#### RAW RECORDS ####

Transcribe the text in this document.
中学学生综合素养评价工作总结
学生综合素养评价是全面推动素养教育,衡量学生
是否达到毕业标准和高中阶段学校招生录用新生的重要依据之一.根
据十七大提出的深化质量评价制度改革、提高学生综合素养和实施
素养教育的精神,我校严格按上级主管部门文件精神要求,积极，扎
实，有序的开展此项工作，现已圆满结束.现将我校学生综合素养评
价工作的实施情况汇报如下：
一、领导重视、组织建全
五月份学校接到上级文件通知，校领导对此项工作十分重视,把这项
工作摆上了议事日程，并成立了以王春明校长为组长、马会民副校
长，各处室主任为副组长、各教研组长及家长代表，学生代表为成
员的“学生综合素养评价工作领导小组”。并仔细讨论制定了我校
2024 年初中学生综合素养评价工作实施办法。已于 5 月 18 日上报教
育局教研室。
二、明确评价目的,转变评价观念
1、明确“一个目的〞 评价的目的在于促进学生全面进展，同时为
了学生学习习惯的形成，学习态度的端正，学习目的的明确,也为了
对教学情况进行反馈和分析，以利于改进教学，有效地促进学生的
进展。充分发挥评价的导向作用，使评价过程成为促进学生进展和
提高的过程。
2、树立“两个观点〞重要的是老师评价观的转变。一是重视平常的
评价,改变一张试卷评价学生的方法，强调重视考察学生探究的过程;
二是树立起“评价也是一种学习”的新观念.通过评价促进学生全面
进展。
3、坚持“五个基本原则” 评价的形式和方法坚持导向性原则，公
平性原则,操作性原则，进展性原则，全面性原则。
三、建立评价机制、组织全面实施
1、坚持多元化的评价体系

####

→ **PROBLEM TO WORK ON**
Give an exact repetition of all the material.

→ **CORRECT OUTPUT**
Transcribe the text in this document.
中学学生综合素养评价工作总结
学生综合素养评价是全面推动素养教育,衡量学生
是否达到毕业标准和高中阶段学校招生录用新生的重要依据之一.根
据十七大提出的深化质量评价制度改革、提高学生综合素养和实施
素养教育的精神,我校严格按上级主管部门文件精神要求,积极，扎
实，有序的开展此项工作，现已圆满结束.现将我校学生综合素养评
价工作的实施情况汇报如下：
一、领导重视、组织建全
五月份学校接到上级文件通知，校领导对此项工作十分重视,把这项
工作摆上了议事日程，并成立了以王春明校长为组长、马会民副校
长，各处室主任为副组长、各教研组长及家长代表，学生代表为成
员的“学生综合素养评价工作领导小组”。并仔细讨论制定了我校
2024 年初中学生综合素养评价工作实施办法。已于 5 月 18 日上报教
育局教研室。
二、明确评价目的,转变评价观念
1、明确“一个目的〞 评价的目的在于促进学生全面进展，同时为
了学生学习习惯的形成，学习态度的端正，学习目的的明确,也为了
对教学情况进行反馈和分析，以利于改进教学，有效地促进学生的
进展。充分发挥评价的导向作用，使评价过程成为促进学生进展和
提高的过程。
2、树立“两个观点〞重要的是老师评价观的转变。一是重视平常的
评价,改变一张试卷评价学生的方法，强调重视考察学生探究的过程;
二是树立起“评价也是一种学习”的新观念.通过评价促进学生全面
进展。
3、坚持“五个基本原则” 评价的形式和方法坚持导向性原则，公
平性原则,操作性原则，进展性原则，全面性原则。
三、建立评价机制、组织全面实施
1、坚持多元化的评价体系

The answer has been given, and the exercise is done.